--- start ---
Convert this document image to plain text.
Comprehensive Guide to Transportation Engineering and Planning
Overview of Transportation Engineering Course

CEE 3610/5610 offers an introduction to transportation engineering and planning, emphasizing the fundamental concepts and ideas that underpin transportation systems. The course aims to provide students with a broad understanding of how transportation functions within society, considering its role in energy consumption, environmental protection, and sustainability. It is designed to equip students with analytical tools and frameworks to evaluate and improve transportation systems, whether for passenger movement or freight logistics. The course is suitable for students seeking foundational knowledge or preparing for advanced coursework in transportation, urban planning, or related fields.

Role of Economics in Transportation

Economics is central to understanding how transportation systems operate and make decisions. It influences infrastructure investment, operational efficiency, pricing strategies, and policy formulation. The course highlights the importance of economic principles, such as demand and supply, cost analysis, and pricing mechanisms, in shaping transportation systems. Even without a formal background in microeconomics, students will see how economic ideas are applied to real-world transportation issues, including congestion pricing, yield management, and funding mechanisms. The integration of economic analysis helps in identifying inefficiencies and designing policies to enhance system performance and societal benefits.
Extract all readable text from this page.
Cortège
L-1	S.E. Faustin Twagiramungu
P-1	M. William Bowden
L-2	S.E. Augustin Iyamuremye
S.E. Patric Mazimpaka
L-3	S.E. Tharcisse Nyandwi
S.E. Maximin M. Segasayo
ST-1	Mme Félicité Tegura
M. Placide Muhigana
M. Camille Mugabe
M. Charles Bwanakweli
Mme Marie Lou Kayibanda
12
--- end ---
Extract each line of the listing above, copying it word for word.

• **The output**:
Convert this document image to plain text.
Comprehensive Guide to Transportation Engineering and Planning
Overview of Transportation Engineering Course

CEE 3610/5610 offers an introduction to transportation engineering and planning, emphasizing the fundamental concepts and ideas that underpin transportation systems. The course aims to provide students with a broad understanding of how transportation functions within society, considering its role in energy consumption, environmental protection, and sustainability. It is designed to equip students with analytical tools and frameworks to evaluate and improve transportation systems, whether for passenger movement or freight logistics. The course is suitable for students seeking foundational knowledge or preparing for advanced coursework in transportation, urban planning, or related fields.

Role of Economics in Transportation

Economics is central to understanding how transportation systems operate and make decisions. It influences infrastructure investment, operational efficiency, pricing strategies, and policy formulation. The course highlights the importance of economic principles, such as demand and supply, cost analysis, and pricing mechanisms, in shaping transportation systems. Even without a formal background in microeconomics, students will see how economic ideas are applied to real-world transportation issues, including congestion pricing, yield management, and funding mechanisms. The integration of economic analysis helps in identifying inefficiencies and designing policies to enhance system performance and societal benefits.
Extract all readable text from this page.
Cortège
L-1	S.E. Faustin Twagiramungu
P-1	M. William Bowden
L-2	S.E. Augustin Iyamuremye
S.E. Patric Mazimpaka
L-3	S.E. Tharcisse Nyandwi
S.E. Maximin M. Segasayo
ST-1	Mme Félicité Tegura
M. Placide Muhigana
M. Camille Mugabe
M. Charles Bwanakweli
Mme Marie Lou Kayibanda
12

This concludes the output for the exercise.